## PROMPT
In the copy, include every entry exactly but none of the images.
** Start DATA SECTION **
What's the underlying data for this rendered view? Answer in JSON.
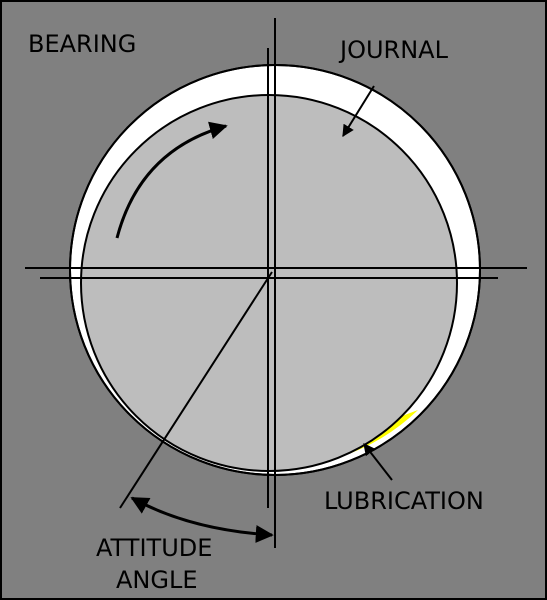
{
  "labels": {
    "bearing": "BEARING",
    "journal": "JOURNAL",
    "lubrication": "LUBRICATION",
    "attitude_angle_line1": "ATTITUDE",
    "attitude_angle_line2": "ANGLE"
  },
  "colors": {
    "bearing_housing": "#808080",
    "bearing_bore": "#ffffff",
    "journal": "#bdbdbd",
    "lubrication_film": "#ffff00",
    "lines": "#000000"
  }
}
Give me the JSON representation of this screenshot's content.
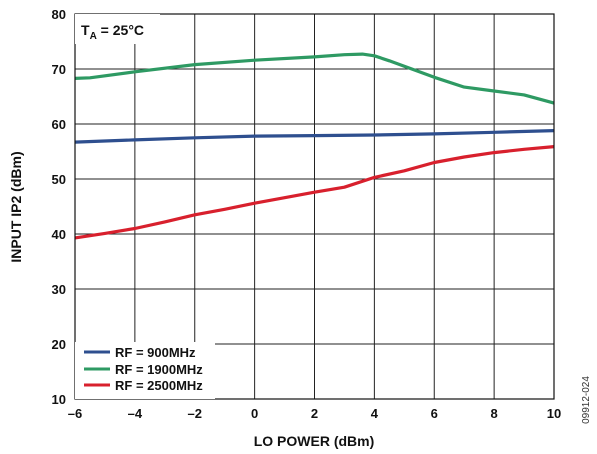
{
  "chart_data": {
    "type": "line",
    "title": "",
    "xlabel": "LO POWER (dBm)",
    "ylabel": "INPUT IP2 (dBm)",
    "xlim": [
      -6,
      10
    ],
    "ylim": [
      10,
      80
    ],
    "xticks": [
      -6,
      -4,
      -2,
      0,
      2,
      4,
      6,
      8,
      10
    ],
    "yticks": [
      10,
      20,
      30,
      40,
      50,
      60,
      70,
      80
    ],
    "xtick_labels": [
      "–6",
      "–4",
      "–2",
      "0",
      "2",
      "4",
      "6",
      "8",
      "10"
    ],
    "ytick_labels": [
      "10",
      "20",
      "30",
      "40",
      "50",
      "60",
      "70",
      "80"
    ],
    "grid": true,
    "legend_position": "bottom-left",
    "annotation": {
      "prefix": "T",
      "subscript": "A",
      "suffix": " = 25°C"
    },
    "figure_id": "09912-024",
    "series": [
      {
        "name": "RF = 900MHz",
        "color": "#2e4f8f",
        "x": [
          -6,
          -4,
          -2,
          0,
          2,
          4,
          6,
          8,
          10
        ],
        "y": [
          56.7,
          57.1,
          57.5,
          57.8,
          57.9,
          58.0,
          58.2,
          58.5,
          58.8
        ]
      },
      {
        "name": "RF = 1900MHz",
        "color": "#2e9a63",
        "x": [
          -6,
          -5.5,
          -4,
          -2,
          0,
          2,
          3,
          3.6,
          4,
          4.5,
          5,
          6,
          7,
          8,
          9,
          10
        ],
        "y": [
          68.3,
          68.4,
          69.5,
          70.8,
          71.6,
          72.2,
          72.6,
          72.7,
          72.4,
          71.5,
          70.5,
          68.5,
          66.7,
          66.0,
          65.3,
          63.8
        ]
      },
      {
        "name": "RF = 2500MHz",
        "color": "#d8202d",
        "x": [
          -6,
          -5,
          -4,
          -3,
          -2,
          -1,
          0,
          1,
          2,
          3,
          4,
          5,
          6,
          7,
          8,
          9,
          10
        ],
        "y": [
          39.3,
          40.1,
          41.0,
          42.2,
          43.5,
          44.5,
          45.6,
          46.6,
          47.6,
          48.5,
          50.3,
          51.5,
          53.0,
          54.0,
          54.8,
          55.4,
          55.9
        ]
      }
    ]
  }
}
** End DATA SECTION **
## WRITTEN ANSWER
What's the underlying data for this rendered view? Answer in JSON.
{
  "labels": {
    "bearing": "BEARING",
    "journal": "JOURNAL",
    "lubrication": "LUBRICATION",
    "attitude_angle_line1": "ATTITUDE",
    "attitude_angle_line2": "ANGLE"
  },
  "colors": {
    "bearing_housing": "#808080",
    "bearing_bore": "#ffffff",
    "journal": "#bdbdbd",
    "lubrication_film": "#ffff00",
    "lines": "#000000"
  }
}
Give me the JSON representation of this screenshot's content.
{
  "chart_data": {
    "type": "line",
    "title": "",
    "xlabel": "LO POWER (dBm)",
    "ylabel": "INPUT IP2 (dBm)",
    "xlim": [
      -6,
      10
    ],
    "ylim": [
      10,
      80
    ],
    "xticks": [
      -6,
      -4,
      -2,
      0,
      2,
      4,
      6,
      8,
      10
    ],
    "yticks": [
      10,
      20,
      30,
      40,
      50,
      60,
      70,
      80
    ],
    "xtick_labels": [
      "–6",
      "–4",
      "–2",
      "0",
      "2",
      "4",
      "6",
      "8",
      "10"
    ],
    "ytick_labels": [
      "10",
      "20",
      "30",
      "40",
      "50",
      "60",
      "70",
      "80"
    ],
    "grid": true,
    "legend_position": "bottom-left",
    "annotation": {
      "prefix": "T",
      "subscript": "A",
      "suffix": " = 25°C"
    },
    "figure_id": "09912-024",
    "series": [
      {
        "name": "RF = 900MHz",
        "color": "#2e4f8f",
        "x": [
          -6,
          -4,
          -2,
          0,
          2,
          4,
          6,
          8,
          10
        ],
        "y": [
          56.7,
          57.1,
          57.5,
          57.8,
          57.9,
          58.0,
          58.2,
          58.5,
          58.8
        ]
      },
      {
        "name": "RF = 1900MHz",
        "color": "#2e9a63",
        "x": [
          -6,
          -5.5,
          -4,
          -2,
          0,
          2,
          3,
          3.6,
          4,
          4.5,
          5,
          6,
          7,
          8,
          9,
          10
        ],
        "y": [
          68.3,
          68.4,
          69.5,
          70.8,
          71.6,
          72.2,
          72.6,
          72.7,
          72.4,
          71.5,
          70.5,
          68.5,
          66.7,
          66.0,
          65.3,
          63.8
        ]
      },
      {
        "name": "RF = 2500MHz",
        "color": "#d8202d",
        "x": [
          -6,
          -5,
          -4,
          -3,
          -2,
          -1,
          0,
          1,
          2,
          3,
          4,
          5,
          6,
          7,
          8,
          9,
          10
        ],
        "y": [
          39.3,
          40.1,
          41.0,
          42.2,
          43.5,
          44.5,
          45.6,
          46.6,
          47.6,
          48.5,
          50.3,
          51.5,
          53.0,
          54.0,
          54.8,
          55.4,
          55.9
        ]
      }
    ]
  }
}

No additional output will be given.